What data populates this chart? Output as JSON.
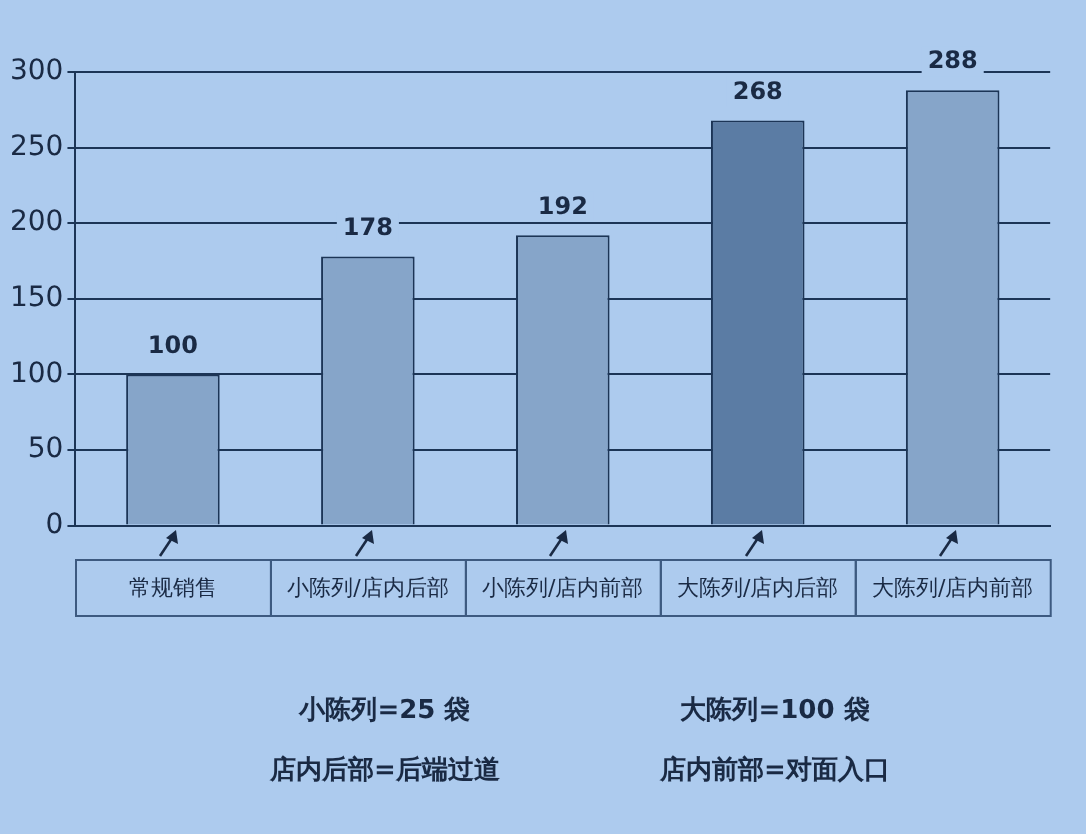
{
  "chart_data": {
    "type": "bar",
    "categories": [
      "常规销售",
      "小陈列/店内后部",
      "小陈列/店内前部",
      "大陈列/店内后部",
      "大陈列/店内前部"
    ],
    "values": [
      100,
      178,
      192,
      268,
      288
    ],
    "colors": [
      "#86a5c9",
      "#86a5c9",
      "#86a5c9",
      "#5b7ca4",
      "#86a5c9"
    ],
    "ylim": [
      0,
      300
    ],
    "yticks": [
      0,
      50,
      100,
      150,
      200,
      250,
      300
    ],
    "grid": "y",
    "data_labels": true,
    "legend": false,
    "annotations": [
      "小陈列=25 袋",
      "大陈列=100 袋",
      "店内后部=后端过道",
      "店内前部=对面入口"
    ]
  }
}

[Set exercise]
Copy every record character for character. Skip the pictures.

[Task answer]
What data populates this chart? Output as JSON.
{
  "chart_data": {
    "type": "bar",
    "categories": [
      "常规销售",
      "小陈列/店内后部",
      "小陈列/店内前部",
      "大陈列/店内后部",
      "大陈列/店内前部"
    ],
    "values": [
      100,
      178,
      192,
      268,
      288
    ],
    "colors": [
      "#86a5c9",
      "#86a5c9",
      "#86a5c9",
      "#5b7ca4",
      "#86a5c9"
    ],
    "ylim": [
      0,
      300
    ],
    "yticks": [
      0,
      50,
      100,
      150,
      200,
      250,
      300
    ],
    "grid": "y",
    "data_labels": true,
    "legend": false,
    "annotations": [
      "小陈列=25 袋",
      "大陈列=100 袋",
      "店内后部=后端过道",
      "店内前部=对面入口"
    ]
  }
}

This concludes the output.